> INSTRUCTIONS TO FOLLOW: Print the entries below in their entirety, exactly as they are written.

======== RECORDED DATA

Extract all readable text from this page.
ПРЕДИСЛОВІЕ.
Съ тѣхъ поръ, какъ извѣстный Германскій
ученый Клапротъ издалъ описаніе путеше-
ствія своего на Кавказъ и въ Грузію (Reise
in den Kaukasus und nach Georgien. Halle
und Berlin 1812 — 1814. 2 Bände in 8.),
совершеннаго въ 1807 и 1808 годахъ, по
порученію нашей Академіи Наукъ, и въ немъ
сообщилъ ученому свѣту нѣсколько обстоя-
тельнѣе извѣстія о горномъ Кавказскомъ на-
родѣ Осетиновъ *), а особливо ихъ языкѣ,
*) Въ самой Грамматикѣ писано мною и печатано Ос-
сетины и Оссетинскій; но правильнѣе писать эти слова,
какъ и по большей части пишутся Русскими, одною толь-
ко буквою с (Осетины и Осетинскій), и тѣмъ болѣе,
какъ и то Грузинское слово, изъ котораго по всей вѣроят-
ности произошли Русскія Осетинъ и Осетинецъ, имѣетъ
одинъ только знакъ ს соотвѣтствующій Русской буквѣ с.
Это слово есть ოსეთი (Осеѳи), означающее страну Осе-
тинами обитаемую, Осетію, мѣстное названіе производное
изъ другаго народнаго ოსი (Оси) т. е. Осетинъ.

================

> ANSWER TO THIS EXERCISE:
Extract all readable text from this page.
ПРЕДИСЛОВІЕ.
Съ тѣхъ поръ, какъ извѣстный Германскій
ученый Клапротъ издалъ описаніе путеше-
ствія своего на Кавказъ и въ Грузію (Reise
in den Kaukasus und nach Georgien. Halle
und Berlin 1812 — 1814. 2 Bände in 8.),
совершеннаго въ 1807 и 1808 годахъ, по
порученію нашей Академіи Наукъ, и въ немъ
сообщилъ ученому свѣту нѣсколько обстоя-
тельнѣе извѣстія о горномъ Кавказскомъ на-
родѣ Осетиновъ *), а особливо ихъ языкѣ,
*) Въ самой Грамматикѣ писано мною и печатано Ос-
сетины и Оссетинскій; но правильнѣе писать эти слова,
какъ и по большей части пишутся Русскими, одною толь-
ко буквою с (Осетины и Осетинскій), и тѣмъ болѣе,
какъ и то Грузинское слово, изъ котораго по всей вѣроят-
ности произошли Русскія Осетинъ и Осетинецъ, имѣетъ
одинъ только знакъ ს соотвѣтствующій Русской буквѣ с.
Это слово есть ოსეთი (Осеѳи), означающее страну Осе-
тинами обитаемую, Осетію, мѣстное названіе производное
изъ другаго народнаго ოსი (Оси) т. е. Осетинъ.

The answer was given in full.